> _EXTRACTED RECORDS_
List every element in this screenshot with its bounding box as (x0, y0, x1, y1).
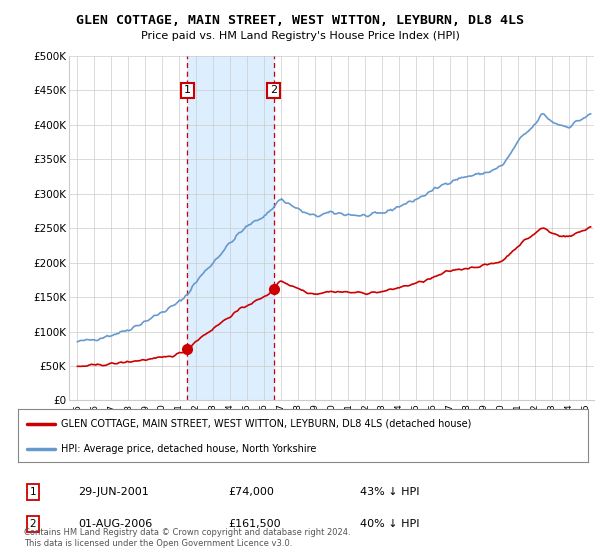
Text: GLEN COTTAGE, MAIN STREET, WEST WITTON, LEYBURN, DL8 4LS: GLEN COTTAGE, MAIN STREET, WEST WITTON, … (76, 14, 524, 27)
Text: Contains HM Land Registry data © Crown copyright and database right 2024.
This d: Contains HM Land Registry data © Crown c… (24, 528, 350, 548)
Text: 29-JUN-2001: 29-JUN-2001 (78, 487, 149, 497)
Text: £74,000: £74,000 (228, 487, 274, 497)
Text: 2: 2 (270, 86, 277, 95)
Text: Price paid vs. HM Land Registry's House Price Index (HPI): Price paid vs. HM Land Registry's House … (140, 31, 460, 41)
Text: 2: 2 (29, 519, 37, 529)
Text: GLEN COTTAGE, MAIN STREET, WEST WITTON, LEYBURN, DL8 4LS (detached house): GLEN COTTAGE, MAIN STREET, WEST WITTON, … (61, 419, 471, 429)
Text: £161,500: £161,500 (228, 519, 281, 529)
Text: 1: 1 (29, 487, 37, 497)
Text: 43% ↓ HPI: 43% ↓ HPI (360, 487, 419, 497)
Text: 40% ↓ HPI: 40% ↓ HPI (360, 519, 419, 529)
Text: 1: 1 (184, 86, 191, 95)
Bar (187, 56, 274, 400)
Text: HPI: Average price, detached house, North Yorkshire: HPI: Average price, detached house, Nort… (61, 444, 316, 454)
Text: 01-AUG-2006: 01-AUG-2006 (78, 519, 152, 529)
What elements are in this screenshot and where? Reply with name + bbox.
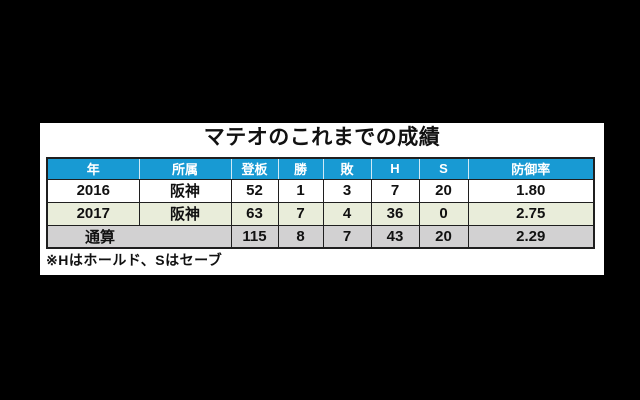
header-holds: H (370, 157, 420, 180)
cell-wins: 8 (277, 224, 324, 248)
cell-holds: 43 (370, 224, 420, 248)
cell-team: 阪神 (138, 201, 232, 226)
cell-year: 2017 (46, 201, 140, 226)
cell-saves: 0 (418, 201, 469, 226)
header-appearances: 登板 (230, 157, 279, 180)
cell-wins: 7 (277, 201, 324, 226)
cell-total-label: 通算 (46, 224, 232, 248)
header-row: 年 所属 登板 勝 敗 H S 防御率 (46, 157, 595, 180)
table-row-2017: 2017 阪神 63 7 4 36 0 2.75 (46, 201, 595, 226)
header-saves: S (418, 157, 469, 180)
header-wins: 勝 (277, 157, 324, 180)
cell-losses: 7 (322, 224, 372, 248)
cell-saves: 20 (418, 224, 469, 248)
cell-era: 1.80 (467, 178, 595, 203)
cell-appearances: 52 (230, 178, 279, 203)
cell-era: 2.29 (467, 224, 595, 248)
table-row-total: 通算 115 8 7 43 20 2.29 (46, 224, 595, 248)
cell-year: 2016 (46, 178, 140, 203)
footnote: ※Hはホールド、Sはセーブ (46, 251, 223, 268)
stats-panel: マテオのこれまでの成績 年 所属 登板 勝 敗 H S 防御率 (40, 123, 604, 275)
cell-holds: 7 (370, 178, 420, 203)
header-losses: 敗 (322, 157, 372, 180)
table-title: マテオのこれまでの成績 (203, 126, 441, 149)
cell-losses: 4 (322, 201, 372, 226)
cell-appearances: 63 (230, 201, 279, 226)
cell-saves: 20 (418, 178, 469, 203)
header-year: 年 (46, 157, 140, 180)
header-team: 所属 (138, 157, 232, 180)
cell-losses: 3 (322, 178, 372, 203)
career-stats-table: 年 所属 登板 勝 敗 H S 防御率 2016 阪神 52 1 3 7 (46, 157, 595, 249)
cell-era: 2.75 (467, 201, 595, 226)
header-era: 防御率 (467, 157, 595, 180)
cell-wins: 1 (277, 178, 324, 203)
cell-holds: 36 (370, 201, 420, 226)
cell-appearances: 115 (230, 224, 279, 248)
cell-team: 阪神 (138, 178, 232, 203)
table-row-2016: 2016 阪神 52 1 3 7 20 1.80 (46, 178, 595, 203)
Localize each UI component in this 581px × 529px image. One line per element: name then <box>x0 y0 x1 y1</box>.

> _TASK OBJECTIVE_
Can you copy out every line of the material above, word for word, but leave out the pictures?

> _EXERCISE OUTPUT_
List every element in this screenshot with its bounding box as (x0, y0, x1, y1).
Text: GLEN COTTAGE, MAIN STREET, WEST WITTON, LEYBURN, DL8 4LS: GLEN COTTAGE, MAIN STREET, WEST WITTON, … (76, 14, 524, 27)
Text: Contains HM Land Registry data © Crown copyright and database right 2024.
This d: Contains HM Land Registry data © Crown c… (24, 528, 350, 548)
Text: 29-JUN-2001: 29-JUN-2001 (78, 487, 149, 497)
Text: £74,000: £74,000 (228, 487, 274, 497)
Text: 2: 2 (270, 86, 277, 95)
Text: Price paid vs. HM Land Registry's House Price Index (HPI): Price paid vs. HM Land Registry's House … (140, 31, 460, 41)
Text: 2: 2 (29, 519, 37, 529)
Text: GLEN COTTAGE, MAIN STREET, WEST WITTON, LEYBURN, DL8 4LS (detached house): GLEN COTTAGE, MAIN STREET, WEST WITTON, … (61, 419, 471, 429)
Text: £161,500: £161,500 (228, 519, 281, 529)
Text: 1: 1 (29, 487, 37, 497)
Text: 43% ↓ HPI: 43% ↓ HPI (360, 487, 419, 497)
Text: 40% ↓ HPI: 40% ↓ HPI (360, 519, 419, 529)
Text: 1: 1 (184, 86, 191, 95)
Bar (187, 56, 274, 400)
Text: HPI: Average price, detached house, North Yorkshire: HPI: Average price, detached house, Nort… (61, 444, 316, 454)
Text: 01-AUG-2006: 01-AUG-2006 (78, 519, 152, 529)
What elements are in this screenshot and where? Reply with name + bbox.
header-holds: H (370, 157, 420, 180)
cell-wins: 8 (277, 224, 324, 248)
cell-holds: 43 (370, 224, 420, 248)
cell-team: 阪神 (138, 201, 232, 226)
cell-year: 2017 (46, 201, 140, 226)
cell-saves: 0 (418, 201, 469, 226)
header-appearances: 登板 (230, 157, 279, 180)
cell-wins: 7 (277, 201, 324, 226)
cell-total-label: 通算 (46, 224, 232, 248)
header-row: 年 所属 登板 勝 敗 H S 防御率 (46, 157, 595, 180)
table-row-2017: 2017 阪神 63 7 4 36 0 2.75 (46, 201, 595, 226)
header-saves: S (418, 157, 469, 180)
header-wins: 勝 (277, 157, 324, 180)
cell-losses: 7 (322, 224, 372, 248)
cell-saves: 20 (418, 224, 469, 248)
cell-era: 1.80 (467, 178, 595, 203)
cell-appearances: 52 (230, 178, 279, 203)
cell-era: 2.29 (467, 224, 595, 248)
table-row-total: 通算 115 8 7 43 20 2.29 (46, 224, 595, 248)
cell-year: 2016 (46, 178, 140, 203)
footnote: ※Hはホールド、Sはセーブ (46, 251, 223, 268)
stats-panel: マテオのこれまでの成績 年 所属 登板 勝 敗 H S 防御率 (40, 123, 604, 275)
cell-holds: 7 (370, 178, 420, 203)
header-losses: 敗 (322, 157, 372, 180)
table-title: マテオのこれまでの成績 (203, 126, 441, 149)
cell-losses: 4 (322, 201, 372, 226)
cell-appearances: 63 (230, 201, 279, 226)
cell-saves: 20 (418, 178, 469, 203)
header-year: 年 (46, 157, 140, 180)
header-team: 所属 (138, 157, 232, 180)
cell-losses: 3 (322, 178, 372, 203)
career-stats-table: 年 所属 登板 勝 敗 H S 防御率 2016 阪神 52 1 3 7 (46, 157, 595, 249)
cell-era: 2.75 (467, 201, 595, 226)
header-era: 防御率 (467, 157, 595, 180)
cell-wins: 1 (277, 178, 324, 203)
cell-holds: 36 (370, 201, 420, 226)
cell-appearances: 115 (230, 224, 279, 248)
cell-team: 阪神 (138, 178, 232, 203)
table-row-2016: 2016 阪神 52 1 3 7 20 1.80 (46, 178, 595, 203)
Localize each UI component in this 581px × 529px image. One line per element: name then <box>x0 y0 x1 y1</box>.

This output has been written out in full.